TASK TO CARRY OUT => Work through the entries below and report how many lines include "Heute". The number alone is the answer.

____

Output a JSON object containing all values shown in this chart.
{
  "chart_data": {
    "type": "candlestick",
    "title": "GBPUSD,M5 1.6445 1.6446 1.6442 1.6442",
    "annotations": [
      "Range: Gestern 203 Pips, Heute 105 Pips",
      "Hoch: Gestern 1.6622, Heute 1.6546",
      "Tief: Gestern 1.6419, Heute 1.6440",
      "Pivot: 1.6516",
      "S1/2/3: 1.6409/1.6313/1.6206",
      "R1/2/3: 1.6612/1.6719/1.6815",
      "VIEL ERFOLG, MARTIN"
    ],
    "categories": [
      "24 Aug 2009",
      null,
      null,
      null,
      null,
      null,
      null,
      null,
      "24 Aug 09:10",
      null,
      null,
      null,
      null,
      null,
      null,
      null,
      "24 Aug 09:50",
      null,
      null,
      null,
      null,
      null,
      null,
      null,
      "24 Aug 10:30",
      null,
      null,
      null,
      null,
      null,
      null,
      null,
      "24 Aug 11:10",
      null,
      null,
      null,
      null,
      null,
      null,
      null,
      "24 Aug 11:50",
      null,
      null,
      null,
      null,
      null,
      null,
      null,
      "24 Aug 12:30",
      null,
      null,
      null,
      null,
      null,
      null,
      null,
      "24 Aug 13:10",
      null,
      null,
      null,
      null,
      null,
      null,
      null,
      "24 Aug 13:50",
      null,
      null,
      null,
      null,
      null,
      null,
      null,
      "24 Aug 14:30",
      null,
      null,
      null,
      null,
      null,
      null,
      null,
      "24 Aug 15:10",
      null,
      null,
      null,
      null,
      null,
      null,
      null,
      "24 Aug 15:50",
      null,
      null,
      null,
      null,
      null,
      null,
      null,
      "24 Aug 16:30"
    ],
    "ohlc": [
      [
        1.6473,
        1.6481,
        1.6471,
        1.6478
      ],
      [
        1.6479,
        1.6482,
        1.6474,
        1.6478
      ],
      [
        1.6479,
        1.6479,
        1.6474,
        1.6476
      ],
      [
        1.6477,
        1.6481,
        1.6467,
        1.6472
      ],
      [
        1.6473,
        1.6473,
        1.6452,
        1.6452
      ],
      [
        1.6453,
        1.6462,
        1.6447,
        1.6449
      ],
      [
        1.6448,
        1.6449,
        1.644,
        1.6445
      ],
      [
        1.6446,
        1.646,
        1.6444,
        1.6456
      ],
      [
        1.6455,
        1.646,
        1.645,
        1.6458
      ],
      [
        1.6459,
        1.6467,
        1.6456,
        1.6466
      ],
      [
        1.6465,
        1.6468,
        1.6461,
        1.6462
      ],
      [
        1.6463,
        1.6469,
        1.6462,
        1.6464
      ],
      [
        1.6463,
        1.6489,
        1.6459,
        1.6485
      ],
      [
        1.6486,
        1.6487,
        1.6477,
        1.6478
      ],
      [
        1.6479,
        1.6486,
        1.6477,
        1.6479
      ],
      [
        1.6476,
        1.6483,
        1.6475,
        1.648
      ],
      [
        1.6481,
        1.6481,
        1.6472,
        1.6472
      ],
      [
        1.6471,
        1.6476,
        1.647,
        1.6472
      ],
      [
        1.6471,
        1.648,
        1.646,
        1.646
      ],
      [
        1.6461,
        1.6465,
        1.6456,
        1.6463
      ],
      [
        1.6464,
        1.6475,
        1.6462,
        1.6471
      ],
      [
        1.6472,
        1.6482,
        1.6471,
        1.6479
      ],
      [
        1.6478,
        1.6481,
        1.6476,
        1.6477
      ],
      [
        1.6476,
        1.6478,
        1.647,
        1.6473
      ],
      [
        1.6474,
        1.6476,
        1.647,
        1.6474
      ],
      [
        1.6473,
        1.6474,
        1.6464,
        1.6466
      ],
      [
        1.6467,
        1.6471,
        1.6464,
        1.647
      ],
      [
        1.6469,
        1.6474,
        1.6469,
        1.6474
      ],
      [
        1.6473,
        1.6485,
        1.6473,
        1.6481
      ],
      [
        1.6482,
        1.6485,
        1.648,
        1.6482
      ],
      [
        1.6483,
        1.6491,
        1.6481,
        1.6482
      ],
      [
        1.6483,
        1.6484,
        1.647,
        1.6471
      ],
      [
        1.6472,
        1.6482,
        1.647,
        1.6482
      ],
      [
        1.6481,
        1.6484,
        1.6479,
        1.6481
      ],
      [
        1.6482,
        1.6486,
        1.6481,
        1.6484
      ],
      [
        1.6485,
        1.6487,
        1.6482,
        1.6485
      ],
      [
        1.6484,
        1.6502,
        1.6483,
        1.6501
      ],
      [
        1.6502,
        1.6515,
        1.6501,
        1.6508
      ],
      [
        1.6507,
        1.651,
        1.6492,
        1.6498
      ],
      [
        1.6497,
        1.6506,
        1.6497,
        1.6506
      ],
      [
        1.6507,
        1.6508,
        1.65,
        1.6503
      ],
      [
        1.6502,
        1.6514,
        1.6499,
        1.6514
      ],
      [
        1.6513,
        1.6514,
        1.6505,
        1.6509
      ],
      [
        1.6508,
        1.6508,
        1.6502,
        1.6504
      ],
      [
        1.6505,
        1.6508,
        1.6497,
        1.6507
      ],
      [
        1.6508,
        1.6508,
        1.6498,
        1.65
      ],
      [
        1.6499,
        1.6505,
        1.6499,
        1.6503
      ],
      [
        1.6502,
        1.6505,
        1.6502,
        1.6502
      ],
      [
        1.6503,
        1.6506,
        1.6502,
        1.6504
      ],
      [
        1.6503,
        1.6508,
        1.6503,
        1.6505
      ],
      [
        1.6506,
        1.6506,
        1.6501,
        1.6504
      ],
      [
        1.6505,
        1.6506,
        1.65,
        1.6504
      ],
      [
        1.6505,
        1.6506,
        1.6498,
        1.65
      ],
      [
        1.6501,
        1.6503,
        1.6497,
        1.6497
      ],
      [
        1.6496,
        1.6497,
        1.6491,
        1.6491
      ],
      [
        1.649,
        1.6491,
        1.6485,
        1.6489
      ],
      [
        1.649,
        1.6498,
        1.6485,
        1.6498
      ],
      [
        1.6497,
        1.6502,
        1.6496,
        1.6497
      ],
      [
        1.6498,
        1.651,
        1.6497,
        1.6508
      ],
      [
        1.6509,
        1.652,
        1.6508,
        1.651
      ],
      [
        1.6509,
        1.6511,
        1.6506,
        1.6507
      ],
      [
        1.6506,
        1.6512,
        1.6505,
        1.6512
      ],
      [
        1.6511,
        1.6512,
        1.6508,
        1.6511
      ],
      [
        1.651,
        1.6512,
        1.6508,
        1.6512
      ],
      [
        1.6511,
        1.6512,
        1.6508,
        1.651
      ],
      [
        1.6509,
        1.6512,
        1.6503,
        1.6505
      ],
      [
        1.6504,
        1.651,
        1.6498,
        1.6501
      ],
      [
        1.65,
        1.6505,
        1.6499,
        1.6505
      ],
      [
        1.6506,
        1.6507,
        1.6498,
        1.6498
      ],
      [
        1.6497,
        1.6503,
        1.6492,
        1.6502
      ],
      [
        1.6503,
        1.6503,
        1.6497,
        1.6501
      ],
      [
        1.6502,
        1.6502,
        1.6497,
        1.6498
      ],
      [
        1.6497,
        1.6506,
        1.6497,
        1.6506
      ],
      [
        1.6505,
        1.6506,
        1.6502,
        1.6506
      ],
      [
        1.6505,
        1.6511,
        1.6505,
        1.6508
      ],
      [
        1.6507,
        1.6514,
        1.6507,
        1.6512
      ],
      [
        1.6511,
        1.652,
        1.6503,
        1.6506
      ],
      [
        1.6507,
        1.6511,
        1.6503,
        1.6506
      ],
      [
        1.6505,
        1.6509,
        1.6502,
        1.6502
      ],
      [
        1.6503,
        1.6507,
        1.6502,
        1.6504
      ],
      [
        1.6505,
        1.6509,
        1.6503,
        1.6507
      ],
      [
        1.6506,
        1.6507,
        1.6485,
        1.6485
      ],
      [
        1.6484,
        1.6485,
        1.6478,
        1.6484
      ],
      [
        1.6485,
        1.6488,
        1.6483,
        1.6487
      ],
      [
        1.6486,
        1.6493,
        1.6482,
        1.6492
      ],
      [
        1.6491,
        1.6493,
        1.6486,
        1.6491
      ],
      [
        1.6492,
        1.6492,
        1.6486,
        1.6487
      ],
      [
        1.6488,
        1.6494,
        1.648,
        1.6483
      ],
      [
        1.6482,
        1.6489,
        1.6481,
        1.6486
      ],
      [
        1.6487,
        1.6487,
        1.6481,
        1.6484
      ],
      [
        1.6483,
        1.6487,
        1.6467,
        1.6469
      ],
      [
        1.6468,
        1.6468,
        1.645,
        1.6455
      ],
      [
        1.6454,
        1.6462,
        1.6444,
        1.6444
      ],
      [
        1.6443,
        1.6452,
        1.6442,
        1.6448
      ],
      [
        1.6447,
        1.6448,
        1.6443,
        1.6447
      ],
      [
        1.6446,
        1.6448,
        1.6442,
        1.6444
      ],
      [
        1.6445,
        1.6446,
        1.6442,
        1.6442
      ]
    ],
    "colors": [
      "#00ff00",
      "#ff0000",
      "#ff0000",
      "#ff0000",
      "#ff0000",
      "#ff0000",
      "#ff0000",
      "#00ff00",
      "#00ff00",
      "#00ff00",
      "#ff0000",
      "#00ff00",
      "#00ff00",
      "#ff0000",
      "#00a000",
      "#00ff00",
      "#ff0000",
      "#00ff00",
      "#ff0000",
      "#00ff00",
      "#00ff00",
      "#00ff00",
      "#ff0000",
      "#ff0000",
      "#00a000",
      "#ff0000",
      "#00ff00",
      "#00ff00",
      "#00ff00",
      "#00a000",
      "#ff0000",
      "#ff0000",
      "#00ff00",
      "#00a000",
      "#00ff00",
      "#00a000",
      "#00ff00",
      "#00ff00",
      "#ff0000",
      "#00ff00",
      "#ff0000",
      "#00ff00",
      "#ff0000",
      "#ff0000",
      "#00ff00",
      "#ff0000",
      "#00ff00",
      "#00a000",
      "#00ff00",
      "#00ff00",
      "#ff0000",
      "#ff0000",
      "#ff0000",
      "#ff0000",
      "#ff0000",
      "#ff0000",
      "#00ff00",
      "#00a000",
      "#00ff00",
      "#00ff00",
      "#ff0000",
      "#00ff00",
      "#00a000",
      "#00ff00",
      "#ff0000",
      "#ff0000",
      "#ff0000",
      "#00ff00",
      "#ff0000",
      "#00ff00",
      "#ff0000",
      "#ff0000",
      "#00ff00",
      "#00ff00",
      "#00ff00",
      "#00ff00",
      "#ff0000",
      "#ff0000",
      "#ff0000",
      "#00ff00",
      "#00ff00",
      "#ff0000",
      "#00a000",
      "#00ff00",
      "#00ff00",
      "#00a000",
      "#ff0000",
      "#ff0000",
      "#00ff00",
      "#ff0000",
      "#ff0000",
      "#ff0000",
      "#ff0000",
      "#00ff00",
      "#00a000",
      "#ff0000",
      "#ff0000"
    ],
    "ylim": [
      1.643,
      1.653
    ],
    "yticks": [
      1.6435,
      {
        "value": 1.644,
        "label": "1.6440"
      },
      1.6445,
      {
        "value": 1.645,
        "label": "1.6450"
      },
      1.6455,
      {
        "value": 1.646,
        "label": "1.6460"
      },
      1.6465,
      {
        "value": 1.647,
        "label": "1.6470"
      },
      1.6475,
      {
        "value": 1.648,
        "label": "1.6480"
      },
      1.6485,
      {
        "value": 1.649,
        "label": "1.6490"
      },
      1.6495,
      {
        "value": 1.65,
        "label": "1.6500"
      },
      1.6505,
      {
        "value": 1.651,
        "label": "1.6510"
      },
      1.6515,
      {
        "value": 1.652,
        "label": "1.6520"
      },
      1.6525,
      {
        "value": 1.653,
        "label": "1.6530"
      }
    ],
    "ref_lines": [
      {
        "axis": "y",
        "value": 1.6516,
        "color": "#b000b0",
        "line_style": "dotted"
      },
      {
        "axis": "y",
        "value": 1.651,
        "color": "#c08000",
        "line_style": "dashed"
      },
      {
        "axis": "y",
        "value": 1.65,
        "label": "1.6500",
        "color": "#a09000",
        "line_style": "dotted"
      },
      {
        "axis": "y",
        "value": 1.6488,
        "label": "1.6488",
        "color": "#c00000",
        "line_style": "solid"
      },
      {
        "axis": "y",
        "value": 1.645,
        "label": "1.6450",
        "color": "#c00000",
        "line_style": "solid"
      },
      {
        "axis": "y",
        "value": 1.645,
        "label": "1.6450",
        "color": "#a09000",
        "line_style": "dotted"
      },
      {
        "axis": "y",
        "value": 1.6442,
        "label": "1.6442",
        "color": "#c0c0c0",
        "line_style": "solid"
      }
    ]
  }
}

____

SOLUTION FOR THIS PROBLEM => 3